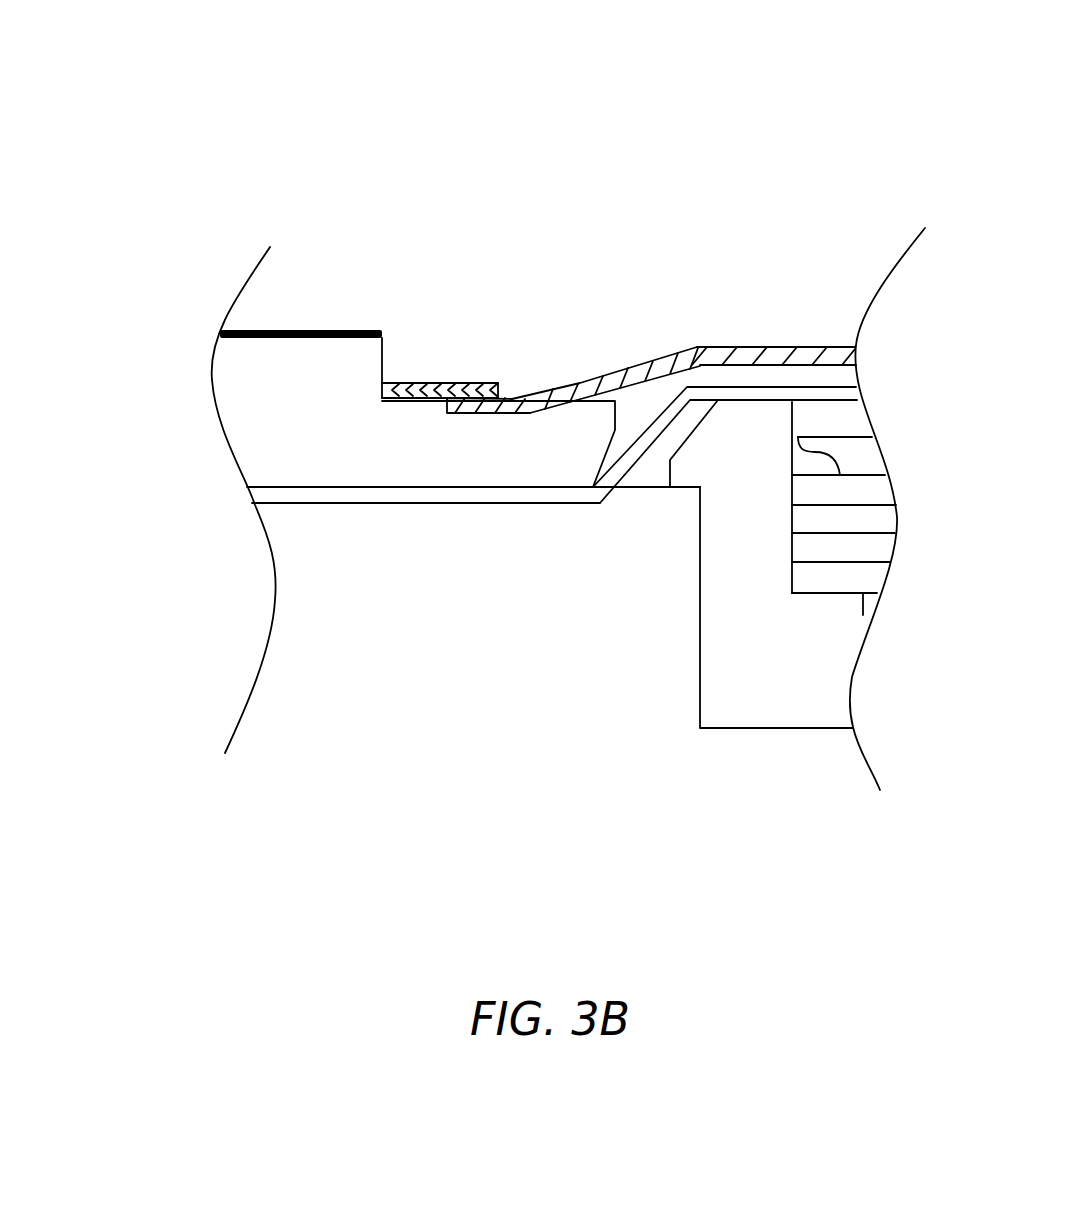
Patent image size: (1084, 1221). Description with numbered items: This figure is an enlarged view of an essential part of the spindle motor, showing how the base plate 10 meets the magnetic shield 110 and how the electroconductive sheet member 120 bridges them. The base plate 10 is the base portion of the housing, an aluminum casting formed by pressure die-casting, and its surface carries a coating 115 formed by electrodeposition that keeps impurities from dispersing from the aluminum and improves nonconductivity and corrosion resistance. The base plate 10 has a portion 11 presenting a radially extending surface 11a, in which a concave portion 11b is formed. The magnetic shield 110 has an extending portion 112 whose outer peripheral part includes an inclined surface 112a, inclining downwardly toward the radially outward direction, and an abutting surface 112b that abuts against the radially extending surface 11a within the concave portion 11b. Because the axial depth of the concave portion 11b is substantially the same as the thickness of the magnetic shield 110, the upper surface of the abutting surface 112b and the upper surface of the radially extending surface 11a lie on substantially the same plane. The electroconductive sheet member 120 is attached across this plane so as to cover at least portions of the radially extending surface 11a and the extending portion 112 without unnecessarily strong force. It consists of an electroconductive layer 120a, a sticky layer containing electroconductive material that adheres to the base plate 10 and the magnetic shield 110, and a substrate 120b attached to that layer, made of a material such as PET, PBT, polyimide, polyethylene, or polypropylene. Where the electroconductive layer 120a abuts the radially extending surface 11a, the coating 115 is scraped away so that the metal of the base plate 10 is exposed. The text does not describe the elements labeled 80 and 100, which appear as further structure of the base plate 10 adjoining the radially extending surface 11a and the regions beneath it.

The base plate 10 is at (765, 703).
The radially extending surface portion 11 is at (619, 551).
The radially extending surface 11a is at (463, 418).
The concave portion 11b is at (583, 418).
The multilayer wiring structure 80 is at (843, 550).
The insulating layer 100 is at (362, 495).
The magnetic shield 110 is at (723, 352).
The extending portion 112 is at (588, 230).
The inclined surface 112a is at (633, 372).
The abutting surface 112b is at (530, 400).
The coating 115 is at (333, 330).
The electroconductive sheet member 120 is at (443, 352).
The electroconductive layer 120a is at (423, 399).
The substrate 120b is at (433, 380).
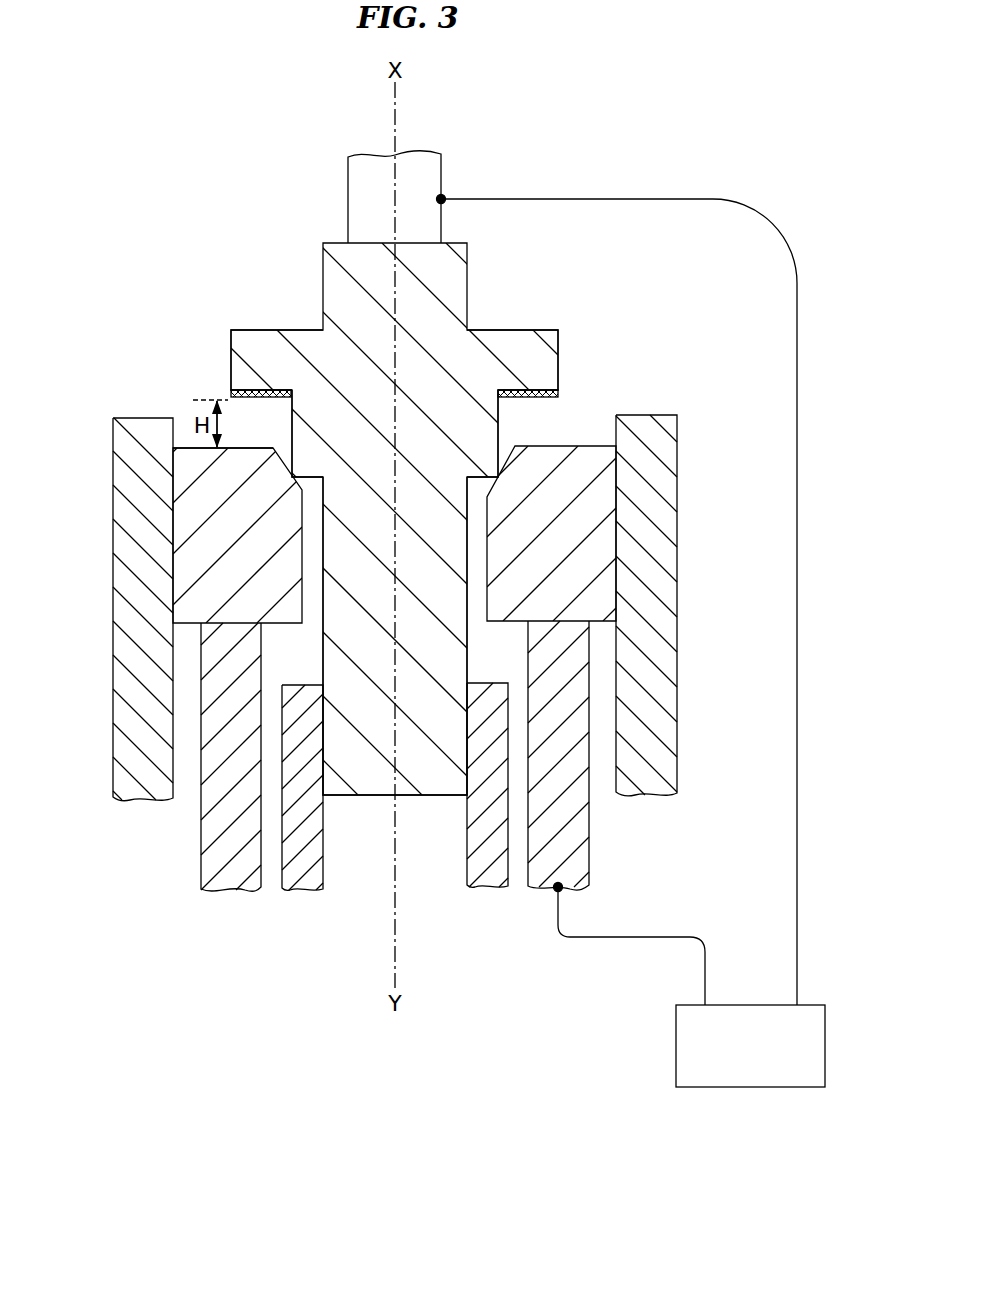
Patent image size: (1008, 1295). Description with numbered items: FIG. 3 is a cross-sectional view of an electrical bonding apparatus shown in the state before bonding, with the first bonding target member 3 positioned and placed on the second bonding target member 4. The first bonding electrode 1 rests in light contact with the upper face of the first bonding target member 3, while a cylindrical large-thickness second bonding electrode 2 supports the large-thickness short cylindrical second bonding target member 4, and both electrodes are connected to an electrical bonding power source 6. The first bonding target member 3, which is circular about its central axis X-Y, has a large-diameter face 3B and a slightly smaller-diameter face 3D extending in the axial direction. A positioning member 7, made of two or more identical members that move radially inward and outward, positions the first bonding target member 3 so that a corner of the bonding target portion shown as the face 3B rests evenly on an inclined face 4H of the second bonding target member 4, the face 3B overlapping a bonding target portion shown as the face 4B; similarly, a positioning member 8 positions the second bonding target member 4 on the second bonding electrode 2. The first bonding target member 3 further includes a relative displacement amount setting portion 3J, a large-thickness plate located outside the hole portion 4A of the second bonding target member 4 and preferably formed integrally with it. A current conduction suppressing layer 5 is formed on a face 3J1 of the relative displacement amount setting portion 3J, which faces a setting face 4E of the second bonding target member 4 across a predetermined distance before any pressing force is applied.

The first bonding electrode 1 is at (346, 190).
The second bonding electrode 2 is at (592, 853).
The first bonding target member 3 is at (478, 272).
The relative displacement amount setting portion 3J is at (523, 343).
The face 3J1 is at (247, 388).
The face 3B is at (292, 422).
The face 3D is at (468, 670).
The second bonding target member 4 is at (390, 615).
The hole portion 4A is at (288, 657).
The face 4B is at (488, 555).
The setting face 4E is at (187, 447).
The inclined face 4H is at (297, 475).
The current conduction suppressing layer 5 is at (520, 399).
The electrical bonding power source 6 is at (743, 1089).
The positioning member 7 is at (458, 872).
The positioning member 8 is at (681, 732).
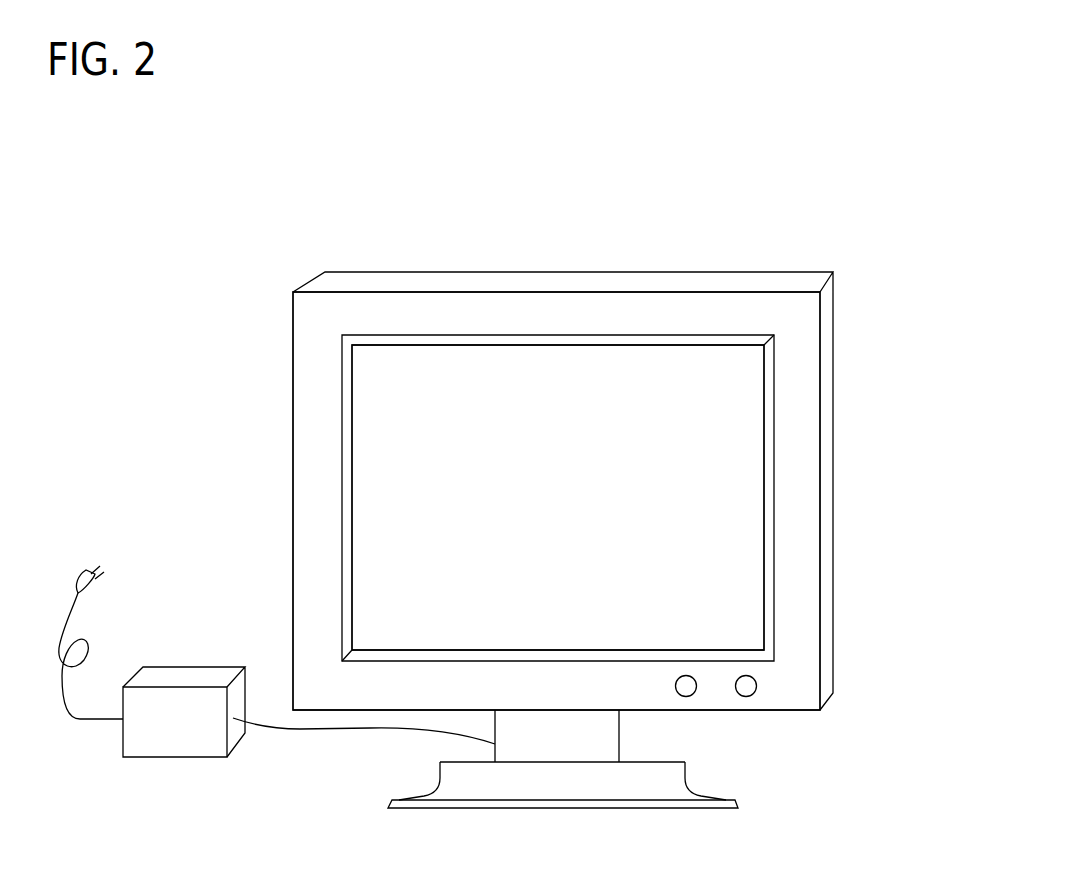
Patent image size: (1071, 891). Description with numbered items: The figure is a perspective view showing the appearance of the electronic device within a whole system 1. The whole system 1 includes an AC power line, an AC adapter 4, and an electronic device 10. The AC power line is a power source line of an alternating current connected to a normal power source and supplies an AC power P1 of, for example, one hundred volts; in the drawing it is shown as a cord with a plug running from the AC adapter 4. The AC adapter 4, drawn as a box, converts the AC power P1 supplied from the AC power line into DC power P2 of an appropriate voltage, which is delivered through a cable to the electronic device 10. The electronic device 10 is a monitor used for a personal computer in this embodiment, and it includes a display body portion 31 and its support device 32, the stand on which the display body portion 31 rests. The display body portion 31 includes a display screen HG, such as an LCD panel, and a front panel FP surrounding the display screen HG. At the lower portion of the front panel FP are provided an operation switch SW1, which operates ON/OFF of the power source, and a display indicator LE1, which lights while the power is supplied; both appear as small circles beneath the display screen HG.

- **Task statement**:
Copy all of the data above word for word, leaving out the pictures.

- **The reply**:
Patent image size: (1084, 1221). Description with numbered items: This figure is an enlarged view of an essential part of the spindle motor, showing how the base plate 10 meets the magnetic shield 110 and how the electroconductive sheet member 120 bridges them. The base plate 10 is the base portion of the housing, an aluminum casting formed by pressure die-casting, and its surface carries a coating 115 formed by electrodeposition that keeps impurities from dispersing from the aluminum and improves nonconductivity and corrosion resistance. The base plate 10 has a portion 11 presenting a radially extending surface 11a, in which a concave portion 11b is formed. The magnetic shield 110 has an extending portion 112 whose outer peripheral part includes an inclined surface 112a, inclining downwardly toward the radially outward direction, and an abutting surface 112b that abuts against the radially extending surface 11a within the concave portion 11b. Because the axial depth of the concave portion 11b is substantially the same as the thickness of the magnetic shield 110, the upper surface of the abutting surface 112b and the upper surface of the radially extending surface 11a lie on substantially the same plane. The electroconductive sheet member 120 is attached across this plane so as to cover at least portions of the radially extending surface 11a and the extending portion 112 without unnecessarily strong force. It consists of an electroconductive layer 120a, a sticky layer containing electroconductive material that adheres to the base plate 10 and the magnetic shield 110, and a substrate 120b attached to that layer, made of a material such as PET, PBT, polyimide, polyethylene, or polypropylene. Where the electroconductive layer 120a abuts the radially extending surface 11a, the coating 115 is scraped away so that the metal of the base plate 10 is exposed. The text does not describe the elements labeled 80 and 100, which appear as further structure of the base plate 10 adjoining the radially extending surface 11a and the regions beneath it.

The base plate 10 is at (765, 703).
The radially extending surface portion 11 is at (619, 551).
The radially extending surface 11a is at (463, 418).
The concave portion 11b is at (583, 418).
The multilayer wiring structure 80 is at (843, 550).
The insulating layer 100 is at (362, 495).
The magnetic shield 110 is at (723, 352).
The extending portion 112 is at (588, 230).
The inclined surface 112a is at (633, 372).
The abutting surface 112b is at (530, 400).
The coating 115 is at (333, 330).
The electroconductive sheet member 120 is at (443, 352).
The electroconductive layer 120a is at (423, 399).
The substrate 120b is at (433, 380).
Patent image size: (1008, 1295). Description with numbered items: FIG. 3 is a cross-sectional view of an electrical bonding apparatus shown in the state before bonding, with the first bonding target member 3 positioned and placed on the second bonding target member 4. The first bonding electrode 1 rests in light contact with the upper face of the first bonding target member 3, while a cylindrical large-thickness second bonding electrode 2 supports the large-thickness short cylindrical second bonding target member 4, and both electrodes are connected to an electrical bonding power source 6. The first bonding target member 3, which is circular about its central axis X-Y, has a large-diameter face 3B and a slightly smaller-diameter face 3D extending in the axial direction. A positioning member 7, made of two or more identical members that move radially inward and outward, positions the first bonding target member 3 so that a corner of the bonding target portion shown as the face 3B rests evenly on an inclined face 4H of the second bonding target member 4, the face 3B overlapping a bonding target portion shown as the face 4B; similarly, a positioning member 8 positions the second bonding target member 4 on the second bonding electrode 2. The first bonding target member 3 further includes a relative displacement amount setting portion 3J, a large-thickness plate located outside the hole portion 4A of the second bonding target member 4 and preferably formed integrally with it. A current conduction suppressing layer 5 is formed on a face 3J1 of the relative displacement amount setting portion 3J, which faces a setting face 4E of the second bonding target member 4 across a predetermined distance before any pressing force is applied.

The first bonding electrode 1 is at (346, 190).
The second bonding electrode 2 is at (592, 853).
The first bonding target member 3 is at (478, 272).
The relative displacement amount setting portion 3J is at (523, 343).
The face 3J1 is at (247, 388).
The face 3B is at (292, 422).
The face 3D is at (468, 670).
The second bonding target member 4 is at (390, 615).
The hole portion 4A is at (288, 657).
The face 4B is at (488, 555).
The setting face 4E is at (187, 447).
The inclined face 4H is at (297, 475).
The current conduction suppressing layer 5 is at (520, 399).
The electrical bonding power source 6 is at (743, 1089).
The positioning member 7 is at (458, 872).
The positioning member 8 is at (681, 732).
Patent image size: (1071, 891). Description with numbered items: The figure is a perspective view showing the appearance of the electronic device within a whole system 1. The whole system 1 includes an AC power line, an AC adapter 4, and an electronic device 10. The AC power line is a power source line of an alternating current connected to a normal power source and supplies an AC power P1 of, for example, one hundred volts; in the drawing it is shown as a cord with a plug running from the AC adapter 4. The AC adapter 4, drawn as a box, converts the AC power P1 supplied from the AC power line into DC power P2 of an appropriate voltage, which is delivered through a cable to the electronic device 10. The electronic device 10 is a monitor used for a personal computer in this embodiment, and it includes a display body portion 31 and its support device 32, the stand on which the display body portion 31 rests. The display body portion 31 includes a display screen HG, such as an LCD panel, and a front panel FP surrounding the display screen HG. At the lower portion of the front panel FP are provided an operation switch SW1, which operates ON/OFF of the power source, and a display indicator LE1, which lights while the power is supplied; both appear as small circles beneath the display screen HG.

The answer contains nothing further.